Your answer should be a single number: the count of lines in the material below that hold "only".

_INFORMATION GIVEN_.
_ _ _ _ _

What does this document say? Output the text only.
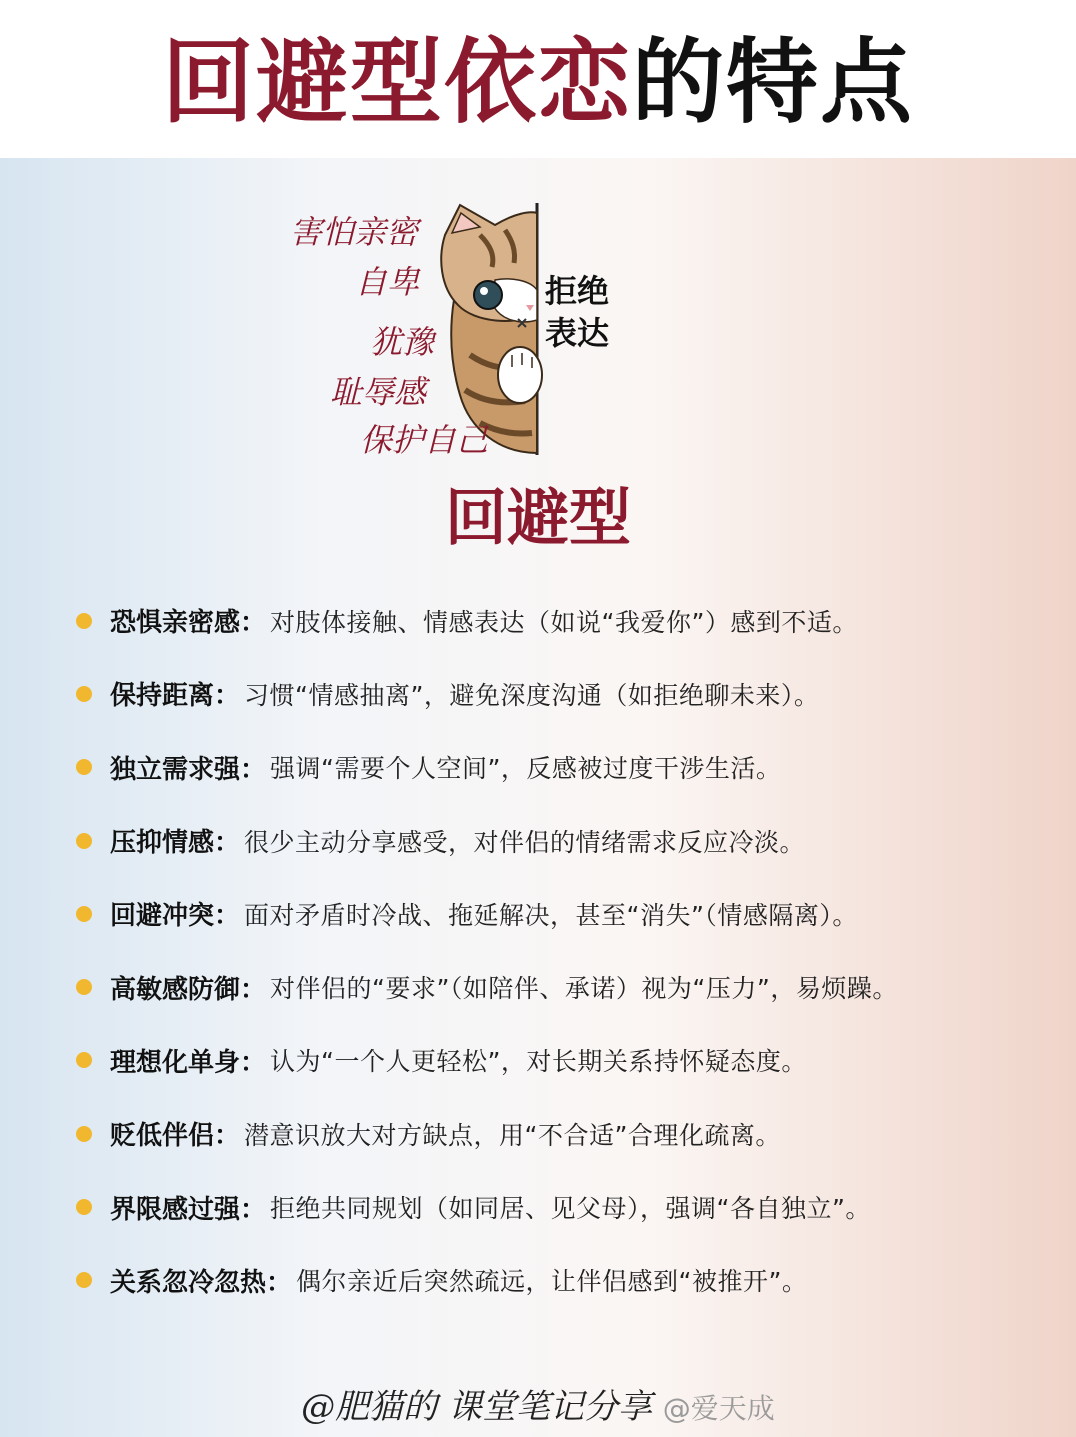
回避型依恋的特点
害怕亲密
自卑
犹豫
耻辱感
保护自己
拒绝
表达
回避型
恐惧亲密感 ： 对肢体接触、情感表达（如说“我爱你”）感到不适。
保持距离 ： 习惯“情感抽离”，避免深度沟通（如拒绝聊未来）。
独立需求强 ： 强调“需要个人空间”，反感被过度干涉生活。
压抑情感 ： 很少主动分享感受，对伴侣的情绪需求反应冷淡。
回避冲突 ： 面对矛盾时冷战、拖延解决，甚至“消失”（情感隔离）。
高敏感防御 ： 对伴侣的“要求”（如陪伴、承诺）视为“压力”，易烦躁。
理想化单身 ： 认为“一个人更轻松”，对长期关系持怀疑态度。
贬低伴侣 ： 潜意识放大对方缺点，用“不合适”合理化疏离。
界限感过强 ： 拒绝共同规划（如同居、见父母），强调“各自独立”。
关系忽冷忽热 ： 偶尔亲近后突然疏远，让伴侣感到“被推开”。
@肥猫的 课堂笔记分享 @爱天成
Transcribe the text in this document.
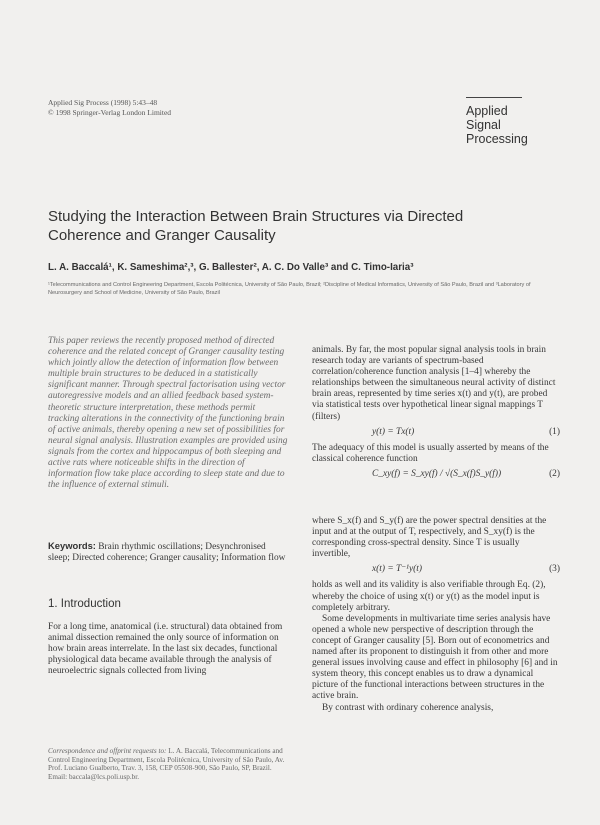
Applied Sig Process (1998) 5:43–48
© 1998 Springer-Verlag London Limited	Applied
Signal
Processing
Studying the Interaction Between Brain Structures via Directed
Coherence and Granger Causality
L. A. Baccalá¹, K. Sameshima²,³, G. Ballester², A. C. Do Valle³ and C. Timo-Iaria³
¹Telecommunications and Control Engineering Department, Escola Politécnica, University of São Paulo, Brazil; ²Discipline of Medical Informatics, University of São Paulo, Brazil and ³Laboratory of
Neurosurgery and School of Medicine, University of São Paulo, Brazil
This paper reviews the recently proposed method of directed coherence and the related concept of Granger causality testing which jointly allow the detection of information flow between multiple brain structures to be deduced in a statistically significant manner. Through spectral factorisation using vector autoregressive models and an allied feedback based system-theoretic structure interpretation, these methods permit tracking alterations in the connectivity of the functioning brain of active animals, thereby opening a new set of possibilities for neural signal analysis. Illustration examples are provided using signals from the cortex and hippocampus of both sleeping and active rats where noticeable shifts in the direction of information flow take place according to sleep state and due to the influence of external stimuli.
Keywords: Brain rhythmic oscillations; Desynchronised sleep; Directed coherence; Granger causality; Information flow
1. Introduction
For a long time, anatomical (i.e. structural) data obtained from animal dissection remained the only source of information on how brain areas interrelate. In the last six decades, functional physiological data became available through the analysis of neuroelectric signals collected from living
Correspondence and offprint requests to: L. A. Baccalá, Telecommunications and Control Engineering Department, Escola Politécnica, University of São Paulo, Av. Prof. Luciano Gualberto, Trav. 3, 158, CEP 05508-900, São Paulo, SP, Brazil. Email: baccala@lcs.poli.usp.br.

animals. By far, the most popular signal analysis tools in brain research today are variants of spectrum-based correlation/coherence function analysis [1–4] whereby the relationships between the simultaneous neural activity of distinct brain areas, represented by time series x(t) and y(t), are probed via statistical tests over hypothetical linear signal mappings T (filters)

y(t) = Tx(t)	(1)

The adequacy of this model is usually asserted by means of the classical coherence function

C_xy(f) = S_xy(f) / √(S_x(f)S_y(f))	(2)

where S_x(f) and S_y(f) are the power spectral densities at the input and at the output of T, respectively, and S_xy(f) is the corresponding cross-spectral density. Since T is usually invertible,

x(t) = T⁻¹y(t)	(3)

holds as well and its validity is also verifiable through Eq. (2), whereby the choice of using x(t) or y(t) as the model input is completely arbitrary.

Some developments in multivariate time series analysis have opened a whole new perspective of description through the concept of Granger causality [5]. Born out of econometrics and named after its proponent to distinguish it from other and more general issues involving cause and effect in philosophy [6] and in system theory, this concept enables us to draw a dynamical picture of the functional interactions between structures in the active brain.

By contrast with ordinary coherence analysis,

_ _ _ _ _

_COMPLETE ANSWER_.
2